[START OF Information shown]
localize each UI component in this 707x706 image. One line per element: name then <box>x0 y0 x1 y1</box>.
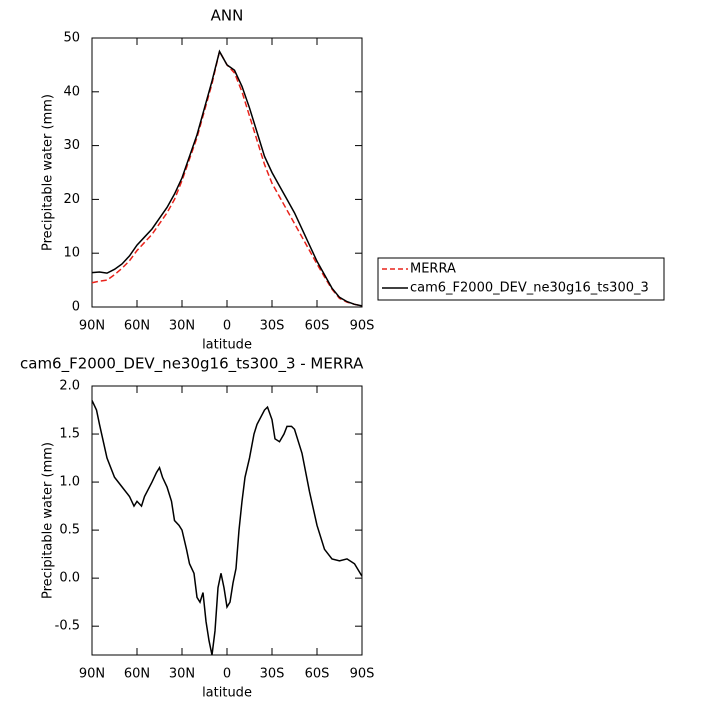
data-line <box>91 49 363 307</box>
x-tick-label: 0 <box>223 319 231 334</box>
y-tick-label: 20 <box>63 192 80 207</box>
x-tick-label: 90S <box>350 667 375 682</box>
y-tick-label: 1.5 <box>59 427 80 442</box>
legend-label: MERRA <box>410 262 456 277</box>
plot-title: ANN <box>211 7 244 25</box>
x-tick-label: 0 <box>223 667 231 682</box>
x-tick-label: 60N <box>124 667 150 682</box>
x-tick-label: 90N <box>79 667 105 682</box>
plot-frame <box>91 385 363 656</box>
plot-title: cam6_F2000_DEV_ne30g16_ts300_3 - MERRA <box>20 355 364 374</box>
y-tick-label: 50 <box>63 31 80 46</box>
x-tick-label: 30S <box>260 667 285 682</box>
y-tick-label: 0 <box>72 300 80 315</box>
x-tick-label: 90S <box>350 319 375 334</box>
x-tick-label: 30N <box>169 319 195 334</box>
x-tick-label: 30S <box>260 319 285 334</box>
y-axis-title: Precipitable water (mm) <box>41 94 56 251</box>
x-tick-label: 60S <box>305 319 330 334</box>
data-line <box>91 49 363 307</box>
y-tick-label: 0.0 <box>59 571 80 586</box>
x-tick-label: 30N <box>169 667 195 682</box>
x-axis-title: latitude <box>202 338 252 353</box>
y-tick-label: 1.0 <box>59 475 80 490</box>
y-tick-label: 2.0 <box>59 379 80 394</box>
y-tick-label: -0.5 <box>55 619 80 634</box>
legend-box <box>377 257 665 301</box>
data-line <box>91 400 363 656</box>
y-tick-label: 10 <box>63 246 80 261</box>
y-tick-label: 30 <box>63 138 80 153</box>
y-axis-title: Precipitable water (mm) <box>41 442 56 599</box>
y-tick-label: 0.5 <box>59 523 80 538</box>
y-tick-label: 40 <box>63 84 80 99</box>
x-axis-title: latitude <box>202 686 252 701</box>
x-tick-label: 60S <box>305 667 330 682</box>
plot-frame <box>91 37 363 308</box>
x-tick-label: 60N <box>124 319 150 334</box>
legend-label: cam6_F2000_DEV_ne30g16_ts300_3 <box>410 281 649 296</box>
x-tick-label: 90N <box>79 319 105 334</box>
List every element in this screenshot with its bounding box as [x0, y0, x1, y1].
[END OF Information shown]
[START OF Information shown]
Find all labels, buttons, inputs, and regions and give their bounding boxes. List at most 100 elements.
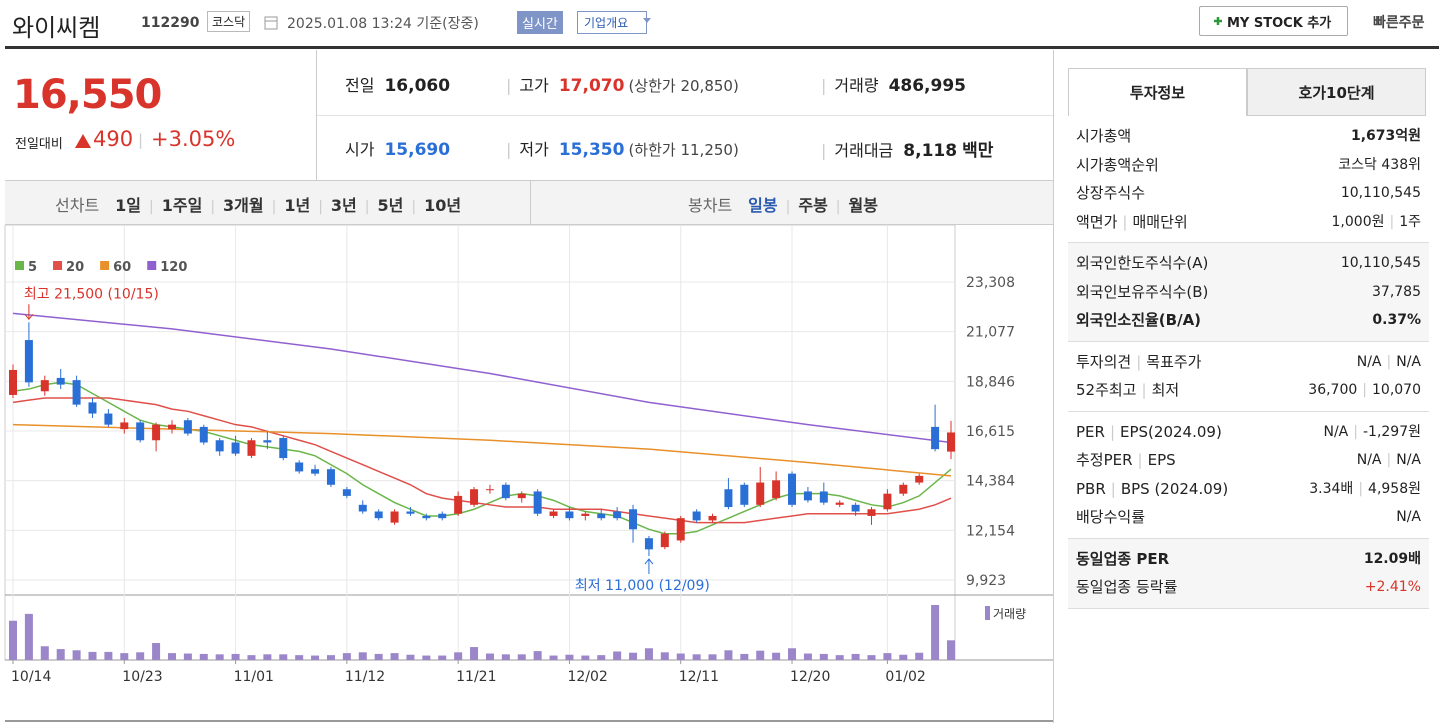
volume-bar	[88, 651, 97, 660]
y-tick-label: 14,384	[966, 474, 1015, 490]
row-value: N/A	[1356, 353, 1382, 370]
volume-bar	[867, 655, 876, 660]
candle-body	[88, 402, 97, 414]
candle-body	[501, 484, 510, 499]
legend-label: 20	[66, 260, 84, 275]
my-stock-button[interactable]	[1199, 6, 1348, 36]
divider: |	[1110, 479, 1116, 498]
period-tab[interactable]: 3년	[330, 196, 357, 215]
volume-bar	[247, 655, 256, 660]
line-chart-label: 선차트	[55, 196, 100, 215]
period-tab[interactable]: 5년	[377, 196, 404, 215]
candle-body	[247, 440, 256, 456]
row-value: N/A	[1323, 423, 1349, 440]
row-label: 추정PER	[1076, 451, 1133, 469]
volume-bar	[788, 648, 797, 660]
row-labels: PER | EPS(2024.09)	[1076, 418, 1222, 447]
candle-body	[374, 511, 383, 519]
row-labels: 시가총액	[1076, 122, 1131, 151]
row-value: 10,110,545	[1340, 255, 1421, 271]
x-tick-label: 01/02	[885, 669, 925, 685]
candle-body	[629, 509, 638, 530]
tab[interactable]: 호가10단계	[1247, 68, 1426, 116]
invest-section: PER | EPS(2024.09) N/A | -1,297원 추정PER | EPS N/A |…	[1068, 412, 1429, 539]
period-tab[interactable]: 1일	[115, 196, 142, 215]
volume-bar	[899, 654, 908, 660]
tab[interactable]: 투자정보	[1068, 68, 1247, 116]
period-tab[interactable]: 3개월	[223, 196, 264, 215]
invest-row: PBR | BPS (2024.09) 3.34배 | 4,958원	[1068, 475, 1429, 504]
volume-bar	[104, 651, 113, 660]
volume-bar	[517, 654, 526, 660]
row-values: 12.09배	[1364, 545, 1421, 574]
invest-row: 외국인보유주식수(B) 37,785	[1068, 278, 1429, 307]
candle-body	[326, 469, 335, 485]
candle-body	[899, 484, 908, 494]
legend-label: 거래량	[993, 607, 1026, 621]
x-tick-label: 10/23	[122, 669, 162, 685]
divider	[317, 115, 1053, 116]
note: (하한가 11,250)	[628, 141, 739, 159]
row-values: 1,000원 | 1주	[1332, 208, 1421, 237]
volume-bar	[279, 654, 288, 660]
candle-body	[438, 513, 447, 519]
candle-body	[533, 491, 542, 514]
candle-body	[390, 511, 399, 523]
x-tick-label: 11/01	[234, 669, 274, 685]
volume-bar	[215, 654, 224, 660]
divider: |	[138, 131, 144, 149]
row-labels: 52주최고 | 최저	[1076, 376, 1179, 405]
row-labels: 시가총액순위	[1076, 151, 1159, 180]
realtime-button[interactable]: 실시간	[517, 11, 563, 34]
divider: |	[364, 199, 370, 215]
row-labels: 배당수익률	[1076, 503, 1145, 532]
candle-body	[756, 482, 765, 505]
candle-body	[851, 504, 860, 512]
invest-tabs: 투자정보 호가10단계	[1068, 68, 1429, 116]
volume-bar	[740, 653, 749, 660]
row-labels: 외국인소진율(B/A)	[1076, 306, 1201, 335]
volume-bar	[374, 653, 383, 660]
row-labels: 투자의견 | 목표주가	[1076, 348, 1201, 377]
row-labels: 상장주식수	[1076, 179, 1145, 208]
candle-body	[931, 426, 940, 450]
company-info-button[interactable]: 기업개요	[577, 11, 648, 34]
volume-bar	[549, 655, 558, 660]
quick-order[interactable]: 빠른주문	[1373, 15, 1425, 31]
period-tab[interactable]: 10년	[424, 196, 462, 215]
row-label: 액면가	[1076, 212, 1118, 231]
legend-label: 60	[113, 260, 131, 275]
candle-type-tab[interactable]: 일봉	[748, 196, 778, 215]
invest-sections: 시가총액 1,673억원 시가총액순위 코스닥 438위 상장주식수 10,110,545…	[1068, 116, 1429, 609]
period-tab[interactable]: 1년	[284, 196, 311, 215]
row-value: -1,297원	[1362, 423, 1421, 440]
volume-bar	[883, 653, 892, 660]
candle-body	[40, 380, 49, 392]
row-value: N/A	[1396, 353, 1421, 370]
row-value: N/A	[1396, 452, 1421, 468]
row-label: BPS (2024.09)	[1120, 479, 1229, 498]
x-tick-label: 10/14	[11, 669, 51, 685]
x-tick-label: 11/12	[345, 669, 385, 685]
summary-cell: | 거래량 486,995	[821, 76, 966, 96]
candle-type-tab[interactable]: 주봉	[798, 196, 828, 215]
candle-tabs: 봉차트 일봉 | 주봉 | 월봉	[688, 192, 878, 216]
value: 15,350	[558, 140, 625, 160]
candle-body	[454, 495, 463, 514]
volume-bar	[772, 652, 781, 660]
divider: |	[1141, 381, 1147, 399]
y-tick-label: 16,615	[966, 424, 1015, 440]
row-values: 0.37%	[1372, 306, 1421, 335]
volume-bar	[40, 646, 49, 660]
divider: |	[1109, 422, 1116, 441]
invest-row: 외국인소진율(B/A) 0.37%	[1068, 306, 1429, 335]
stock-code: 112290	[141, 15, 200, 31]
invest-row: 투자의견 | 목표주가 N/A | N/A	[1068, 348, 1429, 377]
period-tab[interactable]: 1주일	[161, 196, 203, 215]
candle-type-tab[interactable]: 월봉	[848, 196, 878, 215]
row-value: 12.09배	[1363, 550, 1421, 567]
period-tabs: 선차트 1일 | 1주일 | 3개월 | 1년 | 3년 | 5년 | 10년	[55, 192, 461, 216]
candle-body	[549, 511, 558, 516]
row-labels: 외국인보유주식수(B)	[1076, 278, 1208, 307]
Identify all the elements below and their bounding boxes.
[END OF Information shown]
▶ Given instruction
Rename "candle-body" to "candlestick-body" in the lines starting at the one containing "651, 97, 660]" and ending at the one containing "196, 404, 215]". Return only those lines, with nothing else changed.

▶ Answer in full
volume-bar	[88, 651, 97, 660]
y-tick-label: 14,384	[966, 474, 1015, 490]
row-value: N/A	[1356, 353, 1382, 370]
volume-bar	[867, 655, 876, 660]
candlestick-body	[88, 402, 97, 414]
candlestick-body	[501, 484, 510, 499]
legend-label: 20	[66, 260, 84, 275]
my-stock-button[interactable]	[1199, 6, 1348, 36]
divider: |	[1110, 479, 1116, 498]
period-tab[interactable]: 3년	[330, 196, 357, 215]
volume-bar	[247, 655, 256, 660]
line-chart-label: 선차트	[55, 196, 100, 215]
period-tab[interactable]: 5년	[377, 196, 404, 215]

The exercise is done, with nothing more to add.